EXERCISE TEXT:
———

The old model of sending 5,000 sales reps out there to see physicians every week, that’s not how it’s going to work. We need to leverage information technology, AI and patient communities much better.
Feiger: Agreed.
Leiden: On the reimbursement side, it’s more complicated because, unfortunately, we’ve created disincentives, somewhat inadvertently sometimes. In other words, pharmacies, insurers and payers often make more money by prescribing a generic than they do by prescribing a new branded medicine that’s better, or by prescribing a branded medicine that’s not as good and cheaper instead of one that’s better and more expensive. Those are weird, perverse incentives.
We have to do away with those. At the end of the day, patients should have access to the best medicines, not just the medicines where a pharmacy or a physician or an insurer makes more money. I don’t blame them for going where the incentive is; we have to change the incentive system so that they’re incentivized to actually prescribe the best medicine.

———

DATA SHOWN:
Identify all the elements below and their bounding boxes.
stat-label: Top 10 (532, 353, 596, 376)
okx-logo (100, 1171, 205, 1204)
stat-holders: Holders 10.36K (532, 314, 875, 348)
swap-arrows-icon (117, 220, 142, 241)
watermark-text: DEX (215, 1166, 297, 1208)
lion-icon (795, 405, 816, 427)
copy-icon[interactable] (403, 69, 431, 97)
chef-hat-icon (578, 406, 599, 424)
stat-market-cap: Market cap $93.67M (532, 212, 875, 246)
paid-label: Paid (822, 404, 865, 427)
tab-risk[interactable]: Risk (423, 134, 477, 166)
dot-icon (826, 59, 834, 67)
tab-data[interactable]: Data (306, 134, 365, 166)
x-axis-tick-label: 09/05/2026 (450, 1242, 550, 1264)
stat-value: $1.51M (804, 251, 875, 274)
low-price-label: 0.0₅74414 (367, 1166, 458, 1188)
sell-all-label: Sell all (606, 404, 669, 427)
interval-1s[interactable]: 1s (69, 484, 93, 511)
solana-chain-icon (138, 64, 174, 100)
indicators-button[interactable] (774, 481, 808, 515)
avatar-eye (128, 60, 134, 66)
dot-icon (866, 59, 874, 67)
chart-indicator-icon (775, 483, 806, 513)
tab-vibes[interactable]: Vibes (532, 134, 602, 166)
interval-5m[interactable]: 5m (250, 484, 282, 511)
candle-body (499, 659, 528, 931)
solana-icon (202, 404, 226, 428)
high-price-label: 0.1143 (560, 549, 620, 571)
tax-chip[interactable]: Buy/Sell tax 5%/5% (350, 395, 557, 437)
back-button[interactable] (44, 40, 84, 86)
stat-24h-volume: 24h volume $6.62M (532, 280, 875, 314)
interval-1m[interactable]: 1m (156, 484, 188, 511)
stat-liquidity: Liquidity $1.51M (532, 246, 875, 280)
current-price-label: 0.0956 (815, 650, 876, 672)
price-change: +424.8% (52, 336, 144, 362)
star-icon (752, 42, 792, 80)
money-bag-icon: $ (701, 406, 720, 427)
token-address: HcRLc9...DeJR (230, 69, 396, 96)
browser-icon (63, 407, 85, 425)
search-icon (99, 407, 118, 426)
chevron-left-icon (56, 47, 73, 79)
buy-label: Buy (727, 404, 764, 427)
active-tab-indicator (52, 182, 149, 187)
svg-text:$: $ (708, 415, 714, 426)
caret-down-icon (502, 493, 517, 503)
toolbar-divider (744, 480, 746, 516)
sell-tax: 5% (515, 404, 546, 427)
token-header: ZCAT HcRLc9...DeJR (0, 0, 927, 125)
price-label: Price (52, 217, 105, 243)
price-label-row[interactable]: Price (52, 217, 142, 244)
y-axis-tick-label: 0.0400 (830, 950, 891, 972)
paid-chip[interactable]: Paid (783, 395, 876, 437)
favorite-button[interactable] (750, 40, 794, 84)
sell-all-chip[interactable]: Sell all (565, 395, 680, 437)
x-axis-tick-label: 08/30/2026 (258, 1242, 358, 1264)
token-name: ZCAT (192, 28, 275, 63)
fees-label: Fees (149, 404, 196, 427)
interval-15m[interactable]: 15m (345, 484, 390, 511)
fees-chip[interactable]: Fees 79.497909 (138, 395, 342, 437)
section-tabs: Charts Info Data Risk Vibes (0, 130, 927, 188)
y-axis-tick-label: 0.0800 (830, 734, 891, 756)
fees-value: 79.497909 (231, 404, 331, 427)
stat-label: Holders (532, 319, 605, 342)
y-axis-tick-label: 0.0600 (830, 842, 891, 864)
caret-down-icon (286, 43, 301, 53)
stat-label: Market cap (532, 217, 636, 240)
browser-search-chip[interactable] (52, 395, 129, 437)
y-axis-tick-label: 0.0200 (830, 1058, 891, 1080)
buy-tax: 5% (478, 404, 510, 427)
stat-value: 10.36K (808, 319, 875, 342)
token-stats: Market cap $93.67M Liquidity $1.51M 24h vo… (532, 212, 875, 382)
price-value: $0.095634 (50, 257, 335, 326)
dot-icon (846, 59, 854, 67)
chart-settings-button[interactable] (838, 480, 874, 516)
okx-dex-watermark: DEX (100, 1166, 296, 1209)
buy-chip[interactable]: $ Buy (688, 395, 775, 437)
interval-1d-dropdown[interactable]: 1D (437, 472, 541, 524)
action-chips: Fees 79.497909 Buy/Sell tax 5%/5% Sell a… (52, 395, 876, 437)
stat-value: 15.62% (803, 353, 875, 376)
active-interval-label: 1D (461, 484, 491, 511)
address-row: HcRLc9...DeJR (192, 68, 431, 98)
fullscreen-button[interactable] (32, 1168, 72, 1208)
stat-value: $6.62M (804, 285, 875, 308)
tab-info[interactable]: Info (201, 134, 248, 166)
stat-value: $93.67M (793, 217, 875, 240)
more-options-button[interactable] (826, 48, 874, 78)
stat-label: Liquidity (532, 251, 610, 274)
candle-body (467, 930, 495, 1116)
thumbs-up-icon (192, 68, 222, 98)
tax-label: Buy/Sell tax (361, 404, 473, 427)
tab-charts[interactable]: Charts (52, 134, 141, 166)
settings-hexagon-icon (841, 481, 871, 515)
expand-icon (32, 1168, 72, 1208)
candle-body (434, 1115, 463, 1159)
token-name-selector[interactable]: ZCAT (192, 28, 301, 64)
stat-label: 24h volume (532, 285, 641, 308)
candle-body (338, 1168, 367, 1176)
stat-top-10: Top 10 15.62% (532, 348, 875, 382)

———

PROBLEMS TO WORK ON:
(1) In the interview excerpt above, rewrite the paragraph beginning "Leiden: On the reimbursement side" as a brief bulleted list that keeps its main facts.
(2) Continue the interview excerpt above, beginning immediately after its final sentence.

RESPONSE LIST:
(1)
- Reimbursement is a more complicated problem because disincentives have been created, sometimes inadvertently.
- Pharmacies, insurers, and payers often earn more by prescribing a generic than a better new branded medicine.
- They may also earn more by prescribing a cheaper, less effective branded medicine instead of a better, more expensive one.
- Leiden calls these weird, perverse incentives.

(2)
One way of doing that is to create more compelling health economic models. One of the problems with our system is we don’t really envision the entire health economic model of a new treatment. Let’s take our sickle cell medicine, which has a list price of about $2.1 million for a single treatment. Wow, that seems like an incredible amount of money. Why would anybody want to pay that kind of money? How do you incentivize people to do it?
But you can actually put together a very convincing health economic argument: If we cure 93 percent of patients and they never need to go in the hospital again and they go back to work and they live a long life, what are the economic consequences of that, compared to the $2.1 million? By the way, they’re incredibly good.
It makes a whole lot more sense to pay the $2.1 million than the millions and millions you’re going to pay for years of hospitalizations and lost work and productivity. But our system isn’t set up that way. It doesn’t look at it that way. The insurer just sees the upfront payment. The system doesn’t see all the gains in productivity because somebody else is paying for those in all sorts of different ways down the road.
Feiger: What lessons would you offer to leaders trying to build organizations capable of sustained innovation?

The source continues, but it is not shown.